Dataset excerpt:

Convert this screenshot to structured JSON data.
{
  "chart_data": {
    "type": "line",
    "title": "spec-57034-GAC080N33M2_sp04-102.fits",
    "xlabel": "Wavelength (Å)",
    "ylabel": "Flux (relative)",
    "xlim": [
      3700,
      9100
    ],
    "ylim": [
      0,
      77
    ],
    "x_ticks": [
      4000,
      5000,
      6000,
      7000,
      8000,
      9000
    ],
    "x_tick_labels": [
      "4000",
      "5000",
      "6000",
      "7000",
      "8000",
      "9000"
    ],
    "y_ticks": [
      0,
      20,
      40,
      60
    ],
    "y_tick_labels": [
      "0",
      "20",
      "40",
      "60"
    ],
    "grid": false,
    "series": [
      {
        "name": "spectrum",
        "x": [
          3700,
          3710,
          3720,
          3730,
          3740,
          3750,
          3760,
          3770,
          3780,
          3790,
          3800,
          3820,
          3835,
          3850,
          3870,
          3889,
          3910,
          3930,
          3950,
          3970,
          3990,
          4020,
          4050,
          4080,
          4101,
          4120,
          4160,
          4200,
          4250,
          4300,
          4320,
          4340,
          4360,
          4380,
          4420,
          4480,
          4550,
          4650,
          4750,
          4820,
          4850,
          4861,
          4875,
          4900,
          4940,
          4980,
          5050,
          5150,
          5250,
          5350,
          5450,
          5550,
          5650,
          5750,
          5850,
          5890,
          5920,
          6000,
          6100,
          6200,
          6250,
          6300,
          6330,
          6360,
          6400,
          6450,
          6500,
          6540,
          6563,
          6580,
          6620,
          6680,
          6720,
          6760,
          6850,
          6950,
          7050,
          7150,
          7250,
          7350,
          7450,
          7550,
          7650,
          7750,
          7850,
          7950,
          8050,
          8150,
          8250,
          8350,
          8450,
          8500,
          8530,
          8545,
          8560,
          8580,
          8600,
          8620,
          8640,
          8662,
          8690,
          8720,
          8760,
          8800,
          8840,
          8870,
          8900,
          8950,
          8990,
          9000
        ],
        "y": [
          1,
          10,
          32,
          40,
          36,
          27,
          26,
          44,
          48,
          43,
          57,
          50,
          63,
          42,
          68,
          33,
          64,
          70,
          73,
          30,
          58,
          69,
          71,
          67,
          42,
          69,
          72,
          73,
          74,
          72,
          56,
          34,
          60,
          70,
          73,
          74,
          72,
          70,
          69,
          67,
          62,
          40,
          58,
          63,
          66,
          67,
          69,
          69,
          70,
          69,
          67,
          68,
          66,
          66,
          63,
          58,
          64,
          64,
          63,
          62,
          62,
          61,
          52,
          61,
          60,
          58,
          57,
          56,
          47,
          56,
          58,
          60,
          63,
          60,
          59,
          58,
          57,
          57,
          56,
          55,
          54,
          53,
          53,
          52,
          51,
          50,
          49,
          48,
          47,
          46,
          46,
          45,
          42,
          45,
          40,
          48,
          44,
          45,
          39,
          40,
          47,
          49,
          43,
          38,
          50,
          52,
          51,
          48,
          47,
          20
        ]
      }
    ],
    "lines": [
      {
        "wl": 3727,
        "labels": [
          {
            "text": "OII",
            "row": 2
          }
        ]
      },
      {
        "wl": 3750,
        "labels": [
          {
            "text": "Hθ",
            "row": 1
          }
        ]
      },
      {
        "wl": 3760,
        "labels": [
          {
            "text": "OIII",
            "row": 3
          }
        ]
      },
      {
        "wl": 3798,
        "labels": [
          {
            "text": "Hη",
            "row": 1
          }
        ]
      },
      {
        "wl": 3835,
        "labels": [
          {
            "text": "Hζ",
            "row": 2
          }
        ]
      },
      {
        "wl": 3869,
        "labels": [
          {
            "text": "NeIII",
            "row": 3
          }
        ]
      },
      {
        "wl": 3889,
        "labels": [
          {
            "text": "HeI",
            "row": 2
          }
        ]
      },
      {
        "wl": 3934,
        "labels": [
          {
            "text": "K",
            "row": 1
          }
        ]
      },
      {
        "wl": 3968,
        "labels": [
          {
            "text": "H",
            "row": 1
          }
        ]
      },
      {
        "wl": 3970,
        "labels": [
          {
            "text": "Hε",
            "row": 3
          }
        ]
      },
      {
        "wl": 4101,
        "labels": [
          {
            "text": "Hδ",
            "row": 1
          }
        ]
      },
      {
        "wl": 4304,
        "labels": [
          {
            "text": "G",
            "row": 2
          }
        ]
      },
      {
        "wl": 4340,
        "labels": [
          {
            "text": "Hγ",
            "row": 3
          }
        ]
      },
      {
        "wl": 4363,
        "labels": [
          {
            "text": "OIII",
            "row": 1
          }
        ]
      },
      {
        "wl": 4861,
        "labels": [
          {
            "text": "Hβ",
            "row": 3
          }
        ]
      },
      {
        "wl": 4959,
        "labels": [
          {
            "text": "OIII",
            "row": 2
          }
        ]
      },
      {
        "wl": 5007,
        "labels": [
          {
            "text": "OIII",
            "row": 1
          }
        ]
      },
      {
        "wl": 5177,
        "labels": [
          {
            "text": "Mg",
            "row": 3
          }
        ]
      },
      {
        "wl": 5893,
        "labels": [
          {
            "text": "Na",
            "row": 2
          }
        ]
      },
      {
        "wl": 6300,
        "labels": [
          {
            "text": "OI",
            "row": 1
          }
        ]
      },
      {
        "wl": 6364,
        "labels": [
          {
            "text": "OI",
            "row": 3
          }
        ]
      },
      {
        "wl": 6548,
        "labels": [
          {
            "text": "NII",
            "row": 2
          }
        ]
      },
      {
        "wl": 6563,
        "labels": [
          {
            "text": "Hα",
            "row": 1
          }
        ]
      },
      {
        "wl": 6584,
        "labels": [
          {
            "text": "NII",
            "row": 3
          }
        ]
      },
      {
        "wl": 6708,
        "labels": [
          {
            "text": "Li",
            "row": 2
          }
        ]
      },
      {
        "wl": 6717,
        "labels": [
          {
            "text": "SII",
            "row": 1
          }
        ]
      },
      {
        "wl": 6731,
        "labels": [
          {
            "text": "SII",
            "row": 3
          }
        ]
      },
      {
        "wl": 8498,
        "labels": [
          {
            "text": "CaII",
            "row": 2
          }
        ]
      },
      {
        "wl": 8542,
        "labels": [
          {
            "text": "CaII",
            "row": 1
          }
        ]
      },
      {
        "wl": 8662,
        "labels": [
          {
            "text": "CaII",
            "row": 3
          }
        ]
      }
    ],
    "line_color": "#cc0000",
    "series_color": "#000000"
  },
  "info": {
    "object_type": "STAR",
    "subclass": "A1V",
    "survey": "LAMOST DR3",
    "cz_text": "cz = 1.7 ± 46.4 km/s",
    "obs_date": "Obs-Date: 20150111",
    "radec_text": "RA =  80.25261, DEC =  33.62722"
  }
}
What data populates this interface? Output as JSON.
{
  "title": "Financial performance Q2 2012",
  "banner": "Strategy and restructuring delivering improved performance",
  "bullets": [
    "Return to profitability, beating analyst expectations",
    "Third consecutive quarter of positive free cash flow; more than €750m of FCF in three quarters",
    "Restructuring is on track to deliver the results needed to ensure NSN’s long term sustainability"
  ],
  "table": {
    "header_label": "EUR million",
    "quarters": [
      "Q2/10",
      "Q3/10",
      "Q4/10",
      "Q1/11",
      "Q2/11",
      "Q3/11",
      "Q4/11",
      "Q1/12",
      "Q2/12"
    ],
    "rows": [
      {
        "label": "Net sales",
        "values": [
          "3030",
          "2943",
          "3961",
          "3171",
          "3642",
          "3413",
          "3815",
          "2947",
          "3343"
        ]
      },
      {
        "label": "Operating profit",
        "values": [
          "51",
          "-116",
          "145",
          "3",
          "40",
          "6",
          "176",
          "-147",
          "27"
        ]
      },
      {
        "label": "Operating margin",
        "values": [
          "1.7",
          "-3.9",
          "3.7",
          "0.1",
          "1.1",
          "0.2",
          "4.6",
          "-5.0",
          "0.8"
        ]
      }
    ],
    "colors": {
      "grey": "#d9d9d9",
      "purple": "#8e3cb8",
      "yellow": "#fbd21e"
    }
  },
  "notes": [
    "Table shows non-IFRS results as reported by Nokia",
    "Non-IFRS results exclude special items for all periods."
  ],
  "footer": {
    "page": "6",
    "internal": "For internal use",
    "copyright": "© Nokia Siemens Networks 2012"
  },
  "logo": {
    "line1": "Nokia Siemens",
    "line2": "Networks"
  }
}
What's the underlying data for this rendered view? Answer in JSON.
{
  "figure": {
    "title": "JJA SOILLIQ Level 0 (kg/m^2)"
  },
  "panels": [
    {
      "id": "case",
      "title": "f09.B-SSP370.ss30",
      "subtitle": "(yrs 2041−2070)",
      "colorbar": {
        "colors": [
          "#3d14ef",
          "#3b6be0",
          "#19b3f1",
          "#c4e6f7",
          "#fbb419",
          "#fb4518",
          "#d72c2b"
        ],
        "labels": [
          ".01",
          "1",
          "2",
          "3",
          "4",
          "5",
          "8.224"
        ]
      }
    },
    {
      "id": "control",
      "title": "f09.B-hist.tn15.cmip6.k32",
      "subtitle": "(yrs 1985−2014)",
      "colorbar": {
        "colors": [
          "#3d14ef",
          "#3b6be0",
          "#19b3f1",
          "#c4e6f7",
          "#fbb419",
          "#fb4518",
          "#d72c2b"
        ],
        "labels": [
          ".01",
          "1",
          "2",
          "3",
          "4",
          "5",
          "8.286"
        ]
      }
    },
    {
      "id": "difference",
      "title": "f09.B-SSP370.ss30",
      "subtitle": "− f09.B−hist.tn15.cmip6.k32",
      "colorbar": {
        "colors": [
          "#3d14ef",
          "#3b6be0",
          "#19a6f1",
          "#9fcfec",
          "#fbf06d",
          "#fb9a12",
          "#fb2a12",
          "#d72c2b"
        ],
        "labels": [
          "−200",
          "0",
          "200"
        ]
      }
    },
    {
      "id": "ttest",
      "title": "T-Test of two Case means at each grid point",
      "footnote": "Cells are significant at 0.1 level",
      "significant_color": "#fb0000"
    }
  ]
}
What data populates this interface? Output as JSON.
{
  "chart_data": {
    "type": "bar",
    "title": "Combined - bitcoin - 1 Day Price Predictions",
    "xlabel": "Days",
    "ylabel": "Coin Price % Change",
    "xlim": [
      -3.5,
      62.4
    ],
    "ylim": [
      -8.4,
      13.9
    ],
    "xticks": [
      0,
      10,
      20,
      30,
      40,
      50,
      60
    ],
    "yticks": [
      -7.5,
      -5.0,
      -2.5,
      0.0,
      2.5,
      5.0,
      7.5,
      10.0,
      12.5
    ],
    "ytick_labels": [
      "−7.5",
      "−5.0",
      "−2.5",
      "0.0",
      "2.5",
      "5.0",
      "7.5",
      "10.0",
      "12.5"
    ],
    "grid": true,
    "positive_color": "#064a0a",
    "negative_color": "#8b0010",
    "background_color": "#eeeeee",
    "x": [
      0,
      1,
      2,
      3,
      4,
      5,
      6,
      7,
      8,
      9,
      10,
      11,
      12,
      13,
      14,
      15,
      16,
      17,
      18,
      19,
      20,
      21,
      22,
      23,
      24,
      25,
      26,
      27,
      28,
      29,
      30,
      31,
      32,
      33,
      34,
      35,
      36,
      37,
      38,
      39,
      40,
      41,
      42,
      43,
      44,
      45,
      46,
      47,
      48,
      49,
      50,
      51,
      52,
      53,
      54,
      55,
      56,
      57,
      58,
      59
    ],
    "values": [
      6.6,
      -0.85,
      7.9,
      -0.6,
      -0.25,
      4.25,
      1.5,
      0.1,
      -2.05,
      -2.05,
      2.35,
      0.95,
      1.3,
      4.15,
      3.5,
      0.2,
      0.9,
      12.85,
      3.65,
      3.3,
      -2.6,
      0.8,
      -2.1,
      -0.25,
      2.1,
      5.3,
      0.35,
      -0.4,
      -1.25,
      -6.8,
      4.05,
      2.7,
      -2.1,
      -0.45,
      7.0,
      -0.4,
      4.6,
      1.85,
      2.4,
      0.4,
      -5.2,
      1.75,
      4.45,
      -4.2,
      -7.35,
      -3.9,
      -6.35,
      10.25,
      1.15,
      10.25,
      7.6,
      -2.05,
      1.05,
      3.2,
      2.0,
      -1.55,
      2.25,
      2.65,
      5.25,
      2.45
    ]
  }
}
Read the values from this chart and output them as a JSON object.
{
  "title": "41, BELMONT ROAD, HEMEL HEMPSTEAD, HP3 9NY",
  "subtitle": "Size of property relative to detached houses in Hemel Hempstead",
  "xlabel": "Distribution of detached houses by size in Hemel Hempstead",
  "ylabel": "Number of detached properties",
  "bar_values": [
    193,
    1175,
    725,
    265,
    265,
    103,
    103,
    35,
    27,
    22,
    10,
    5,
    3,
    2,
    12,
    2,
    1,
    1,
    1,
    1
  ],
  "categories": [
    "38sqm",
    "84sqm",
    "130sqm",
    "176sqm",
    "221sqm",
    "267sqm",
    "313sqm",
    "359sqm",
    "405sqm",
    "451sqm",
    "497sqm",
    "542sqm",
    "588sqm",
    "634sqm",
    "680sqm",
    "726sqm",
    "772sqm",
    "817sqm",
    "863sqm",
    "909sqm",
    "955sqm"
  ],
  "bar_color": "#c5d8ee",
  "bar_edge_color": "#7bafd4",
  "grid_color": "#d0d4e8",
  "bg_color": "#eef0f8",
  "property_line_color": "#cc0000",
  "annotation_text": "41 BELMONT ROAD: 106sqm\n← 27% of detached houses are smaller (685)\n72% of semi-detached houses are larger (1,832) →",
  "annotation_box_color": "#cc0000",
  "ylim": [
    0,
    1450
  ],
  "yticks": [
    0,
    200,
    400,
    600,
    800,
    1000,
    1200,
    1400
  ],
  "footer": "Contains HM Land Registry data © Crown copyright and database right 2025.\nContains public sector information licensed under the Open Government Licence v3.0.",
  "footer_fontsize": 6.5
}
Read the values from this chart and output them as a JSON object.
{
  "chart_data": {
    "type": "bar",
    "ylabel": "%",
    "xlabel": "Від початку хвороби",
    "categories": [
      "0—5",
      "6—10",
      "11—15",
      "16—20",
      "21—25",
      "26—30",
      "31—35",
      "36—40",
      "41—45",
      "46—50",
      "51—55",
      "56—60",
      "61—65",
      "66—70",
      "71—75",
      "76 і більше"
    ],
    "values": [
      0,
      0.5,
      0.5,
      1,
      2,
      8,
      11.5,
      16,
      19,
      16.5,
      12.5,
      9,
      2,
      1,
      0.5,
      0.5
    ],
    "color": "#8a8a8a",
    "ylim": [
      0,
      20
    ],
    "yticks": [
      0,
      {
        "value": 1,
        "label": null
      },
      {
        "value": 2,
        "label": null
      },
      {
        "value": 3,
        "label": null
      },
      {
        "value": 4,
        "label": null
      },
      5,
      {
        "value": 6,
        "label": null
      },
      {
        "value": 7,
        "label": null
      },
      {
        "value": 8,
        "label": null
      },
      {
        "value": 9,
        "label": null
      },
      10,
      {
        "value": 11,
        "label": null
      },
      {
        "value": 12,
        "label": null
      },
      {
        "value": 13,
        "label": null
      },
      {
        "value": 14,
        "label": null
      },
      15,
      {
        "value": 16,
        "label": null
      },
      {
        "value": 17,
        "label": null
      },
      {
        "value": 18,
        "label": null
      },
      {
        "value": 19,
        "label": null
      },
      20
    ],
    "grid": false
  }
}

- TASK DIRECTIONS -
Count up every line above that has the word "ylabel" in it; answer with the number alone.

- OUTPUT OF THE EXERCISE -
4